### Input
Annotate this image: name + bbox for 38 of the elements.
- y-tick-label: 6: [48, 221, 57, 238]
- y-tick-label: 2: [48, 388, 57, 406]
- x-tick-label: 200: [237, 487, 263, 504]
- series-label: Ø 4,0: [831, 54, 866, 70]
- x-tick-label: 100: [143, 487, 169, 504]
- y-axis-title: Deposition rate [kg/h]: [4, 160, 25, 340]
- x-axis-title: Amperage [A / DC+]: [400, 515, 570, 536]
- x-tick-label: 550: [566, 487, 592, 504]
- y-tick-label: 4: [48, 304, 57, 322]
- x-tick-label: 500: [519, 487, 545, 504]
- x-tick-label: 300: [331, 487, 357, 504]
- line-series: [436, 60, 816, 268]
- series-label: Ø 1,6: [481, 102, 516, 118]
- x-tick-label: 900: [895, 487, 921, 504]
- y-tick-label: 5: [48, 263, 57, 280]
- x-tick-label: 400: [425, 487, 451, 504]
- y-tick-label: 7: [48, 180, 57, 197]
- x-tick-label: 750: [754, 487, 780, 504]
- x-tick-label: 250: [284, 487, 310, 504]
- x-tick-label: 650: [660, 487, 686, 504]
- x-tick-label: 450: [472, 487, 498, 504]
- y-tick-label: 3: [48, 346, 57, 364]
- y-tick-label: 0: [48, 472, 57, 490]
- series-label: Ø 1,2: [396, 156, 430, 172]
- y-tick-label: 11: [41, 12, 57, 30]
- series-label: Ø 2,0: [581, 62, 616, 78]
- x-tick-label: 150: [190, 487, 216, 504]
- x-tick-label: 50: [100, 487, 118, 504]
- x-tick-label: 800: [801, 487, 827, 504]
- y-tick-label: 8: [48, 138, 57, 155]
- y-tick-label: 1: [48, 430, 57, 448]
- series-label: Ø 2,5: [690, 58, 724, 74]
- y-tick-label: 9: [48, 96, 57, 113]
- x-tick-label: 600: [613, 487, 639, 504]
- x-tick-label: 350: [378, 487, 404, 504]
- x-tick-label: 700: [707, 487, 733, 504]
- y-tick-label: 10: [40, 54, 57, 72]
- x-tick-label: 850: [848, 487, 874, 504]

--

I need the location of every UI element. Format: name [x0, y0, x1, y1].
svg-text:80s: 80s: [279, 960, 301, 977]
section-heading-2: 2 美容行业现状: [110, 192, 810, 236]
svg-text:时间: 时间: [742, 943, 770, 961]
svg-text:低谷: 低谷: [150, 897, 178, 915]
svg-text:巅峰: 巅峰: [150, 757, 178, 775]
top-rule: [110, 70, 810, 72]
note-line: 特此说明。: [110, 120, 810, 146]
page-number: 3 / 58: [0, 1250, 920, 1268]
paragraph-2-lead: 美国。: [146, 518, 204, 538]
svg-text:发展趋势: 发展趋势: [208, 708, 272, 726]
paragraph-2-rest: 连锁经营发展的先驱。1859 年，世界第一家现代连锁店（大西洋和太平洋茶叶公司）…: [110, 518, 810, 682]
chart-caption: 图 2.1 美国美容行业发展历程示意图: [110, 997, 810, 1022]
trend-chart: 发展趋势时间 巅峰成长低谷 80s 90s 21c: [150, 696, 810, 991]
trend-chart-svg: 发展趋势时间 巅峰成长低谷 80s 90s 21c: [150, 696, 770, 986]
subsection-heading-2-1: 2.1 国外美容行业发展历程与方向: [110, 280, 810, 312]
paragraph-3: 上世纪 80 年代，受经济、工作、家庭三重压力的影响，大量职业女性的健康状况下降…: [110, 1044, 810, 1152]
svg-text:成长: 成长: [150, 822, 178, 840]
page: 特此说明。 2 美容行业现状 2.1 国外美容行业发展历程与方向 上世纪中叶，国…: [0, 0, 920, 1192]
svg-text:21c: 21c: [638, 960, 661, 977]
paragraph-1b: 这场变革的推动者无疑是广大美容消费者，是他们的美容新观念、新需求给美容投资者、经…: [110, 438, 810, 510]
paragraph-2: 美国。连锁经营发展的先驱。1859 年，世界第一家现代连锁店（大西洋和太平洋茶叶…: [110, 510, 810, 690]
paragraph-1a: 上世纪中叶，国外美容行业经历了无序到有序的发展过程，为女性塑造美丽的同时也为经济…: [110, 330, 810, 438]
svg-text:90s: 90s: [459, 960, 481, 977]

### What you will do
Quote the stretch from the line containing "I need the location" through the line containing "svg-text:90s: 90s: [459, 960, 481, 977]", reproducing each line exactly.

### Reply
I need the location of every UI element. Format: name [x0, y0, x1, y1].
svg-text:80s: 80s: [279, 960, 301, 977]
section-heading-2: 2 美容行业现状: [110, 192, 810, 236]
svg-text:时间: 时间: [742, 943, 770, 961]
svg-text:低谷: 低谷: [150, 897, 178, 915]
svg-text:巅峰: 巅峰: [150, 757, 178, 775]
top-rule: [110, 70, 810, 72]
note-line: 特此说明。: [110, 120, 810, 146]
page-number: 3 / 58: [0, 1250, 920, 1268]
paragraph-2-lead: 美国。: [146, 518, 204, 538]
svg-text:发展趋势: 发展趋势: [208, 708, 272, 726]
paragraph-2-rest: 连锁经营发展的先驱。1859 年，世界第一家现代连锁店（大西洋和太平洋茶叶公司）…: [110, 518, 810, 682]
chart-caption: 图 2.1 美国美容行业发展历程示意图: [110, 997, 810, 1022]
trend-chart: 发展趋势时间 巅峰成长低谷 80s 90s 21c: [150, 696, 810, 991]
trend-chart-svg: 发展趋势时间 巅峰成长低谷 80s 90s 21c: [150, 696, 770, 986]
subsection-heading-2-1: 2.1 国外美容行业发展历程与方向: [110, 280, 810, 312]
paragraph-3: 上世纪 80 年代，受经济、工作、家庭三重压力的影响，大量职业女性的健康状况下降…: [110, 1044, 810, 1152]
svg-text:成长: 成长: [150, 822, 178, 840]
page: 特此说明。 2 美容行业现状 2.1 国外美容行业发展历程与方向 上世纪中叶，国…: [0, 0, 920, 1192]
svg-text:21c: 21c: [638, 960, 661, 977]
paragraph-1b: 这场变革的推动者无疑是广大美容消费者，是他们的美容新观念、新需求给美容投资者、经…: [110, 438, 810, 510]
paragraph-2: 美国。连锁经营发展的先驱。1859 年，世界第一家现代连锁店（大西洋和太平洋茶叶…: [110, 510, 810, 690]
paragraph-1a: 上世纪中叶，国外美容行业经历了无序到有序的发展过程，为女性塑造美丽的同时也为经济…: [110, 330, 810, 438]
svg-text:90s: 90s: [459, 960, 481, 977]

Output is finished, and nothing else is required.